Caixin
Jul 20, 2021 09:34 PM
BUSINESS & TECH

Tsinghua Unigroup’s Bankruptcy Restructuring Sets Back China’s Chip Dreams

Over the past two years, Tsinghua Unigroup has defaulted on billions of U.S. dollars in both onshore and offshore bonds as its debt surged. Photo: VCG
Over the past two years, Tsinghua Unigroup has defaulted on billions of U.S. dollars in both onshore and offshore bonds as its debt surged. Photo: VCG

Tsinghua Unigroup Co. Ltd., the former chip highflyer whose past and current business partners include global tech giants Intel and Hewlett Packard, has been forced into restructuring under China’s bankruptcy law, kicking off a process that could pave the way for the introduction of strategic investors like Alibaba.

- **RECORDS SUPPLIED**

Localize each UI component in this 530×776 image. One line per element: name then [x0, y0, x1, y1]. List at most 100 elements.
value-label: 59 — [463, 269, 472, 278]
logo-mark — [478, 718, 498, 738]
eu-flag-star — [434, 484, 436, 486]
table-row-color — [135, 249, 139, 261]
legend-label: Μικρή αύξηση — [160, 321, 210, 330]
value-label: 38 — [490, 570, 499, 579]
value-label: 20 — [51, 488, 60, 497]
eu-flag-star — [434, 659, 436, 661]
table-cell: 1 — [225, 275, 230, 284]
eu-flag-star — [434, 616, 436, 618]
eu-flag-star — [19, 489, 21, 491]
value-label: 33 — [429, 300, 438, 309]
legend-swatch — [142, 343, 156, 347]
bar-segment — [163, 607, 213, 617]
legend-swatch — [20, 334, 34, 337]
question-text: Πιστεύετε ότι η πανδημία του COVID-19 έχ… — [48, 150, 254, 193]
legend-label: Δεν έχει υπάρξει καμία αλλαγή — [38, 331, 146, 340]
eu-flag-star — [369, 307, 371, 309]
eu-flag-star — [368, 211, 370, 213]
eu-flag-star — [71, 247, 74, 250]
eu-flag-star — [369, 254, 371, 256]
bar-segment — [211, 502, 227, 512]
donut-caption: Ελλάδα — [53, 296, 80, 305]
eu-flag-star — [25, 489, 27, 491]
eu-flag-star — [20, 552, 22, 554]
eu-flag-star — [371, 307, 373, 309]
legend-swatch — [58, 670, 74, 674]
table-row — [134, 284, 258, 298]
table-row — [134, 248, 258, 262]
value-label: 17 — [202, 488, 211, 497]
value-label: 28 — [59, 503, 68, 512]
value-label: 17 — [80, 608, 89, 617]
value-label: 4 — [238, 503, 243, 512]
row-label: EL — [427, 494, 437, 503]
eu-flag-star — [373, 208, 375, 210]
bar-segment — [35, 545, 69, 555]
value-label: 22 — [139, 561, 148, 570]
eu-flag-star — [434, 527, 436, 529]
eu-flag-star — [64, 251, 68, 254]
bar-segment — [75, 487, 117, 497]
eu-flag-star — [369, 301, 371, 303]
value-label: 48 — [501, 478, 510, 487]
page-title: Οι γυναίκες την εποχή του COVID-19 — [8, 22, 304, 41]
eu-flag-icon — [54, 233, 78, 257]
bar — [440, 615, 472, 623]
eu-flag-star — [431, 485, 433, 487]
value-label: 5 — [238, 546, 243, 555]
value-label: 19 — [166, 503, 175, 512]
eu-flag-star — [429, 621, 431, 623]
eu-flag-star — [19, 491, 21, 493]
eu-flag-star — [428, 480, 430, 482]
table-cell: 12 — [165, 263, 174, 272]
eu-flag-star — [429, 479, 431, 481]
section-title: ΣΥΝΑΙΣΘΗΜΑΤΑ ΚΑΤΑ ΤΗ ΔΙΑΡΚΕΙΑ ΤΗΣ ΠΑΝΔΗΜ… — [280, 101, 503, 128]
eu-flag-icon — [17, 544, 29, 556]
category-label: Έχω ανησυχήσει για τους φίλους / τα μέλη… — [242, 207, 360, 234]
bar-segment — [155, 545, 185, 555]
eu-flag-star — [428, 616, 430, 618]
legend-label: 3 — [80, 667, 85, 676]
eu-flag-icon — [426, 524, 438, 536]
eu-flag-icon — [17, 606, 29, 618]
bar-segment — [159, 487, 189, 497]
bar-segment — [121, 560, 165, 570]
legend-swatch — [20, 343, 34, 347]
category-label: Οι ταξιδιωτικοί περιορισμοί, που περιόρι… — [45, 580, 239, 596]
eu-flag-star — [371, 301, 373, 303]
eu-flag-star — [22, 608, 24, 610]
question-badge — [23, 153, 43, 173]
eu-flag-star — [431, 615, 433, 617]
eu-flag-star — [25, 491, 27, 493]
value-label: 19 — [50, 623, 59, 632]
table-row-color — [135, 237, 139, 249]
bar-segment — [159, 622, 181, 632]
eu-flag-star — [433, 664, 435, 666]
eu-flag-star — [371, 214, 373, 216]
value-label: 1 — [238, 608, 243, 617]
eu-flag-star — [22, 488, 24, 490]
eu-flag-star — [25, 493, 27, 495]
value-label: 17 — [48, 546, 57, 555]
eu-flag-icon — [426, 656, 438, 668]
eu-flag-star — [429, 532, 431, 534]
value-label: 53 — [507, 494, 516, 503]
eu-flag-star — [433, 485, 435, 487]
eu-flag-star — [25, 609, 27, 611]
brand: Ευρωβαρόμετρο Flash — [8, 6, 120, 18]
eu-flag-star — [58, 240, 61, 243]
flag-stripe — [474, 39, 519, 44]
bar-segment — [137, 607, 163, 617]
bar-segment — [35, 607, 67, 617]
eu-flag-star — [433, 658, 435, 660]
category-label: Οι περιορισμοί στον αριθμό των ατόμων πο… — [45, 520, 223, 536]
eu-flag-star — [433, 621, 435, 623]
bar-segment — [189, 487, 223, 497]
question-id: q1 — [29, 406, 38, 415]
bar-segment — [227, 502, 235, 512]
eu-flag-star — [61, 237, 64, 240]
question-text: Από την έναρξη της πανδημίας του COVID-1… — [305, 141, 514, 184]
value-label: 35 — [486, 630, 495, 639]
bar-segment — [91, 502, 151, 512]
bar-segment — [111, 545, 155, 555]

- **TASKS TO PERFORM**
(a) Retype the Tsinghua Unigroup article word for word, starting at "Tsinghua Unigroup Co." and ending at "investors like Alibaba.".
(b) Carry the Tsinghua Unigroup article forward from its final sentence.
The entries play no part in this work.

- **ANSWERS BY TASK**
(a)
Tsinghua Unigroup Co. Ltd., the former chip highflyer whose past and current business partners include global tech giants Intel and Hewlett Packard, has been forced into restructuring under China’s bankruptcy law, kicking off a process that could pave the way for the introduction of strategic investors like Alibaba.

(b)
A Beijing court has accepted a creditor’s application seeking a reorganization of Tsinghua Unigroup, according to filings by its listed affiliates including Unisplendour Corp. Ltd. (000938.SZ) and Unigroup Guoxin Microelectronics Co. Ltd. (002049.SZ) on Friday.

A week ago, one of the creditors, Huishang Bank Co. Ltd., filed the petition for the overhaul to Beijing No. 1 Intermediate People’s Court, citing unpaid debts and Unigroup’s lack of repayment capability.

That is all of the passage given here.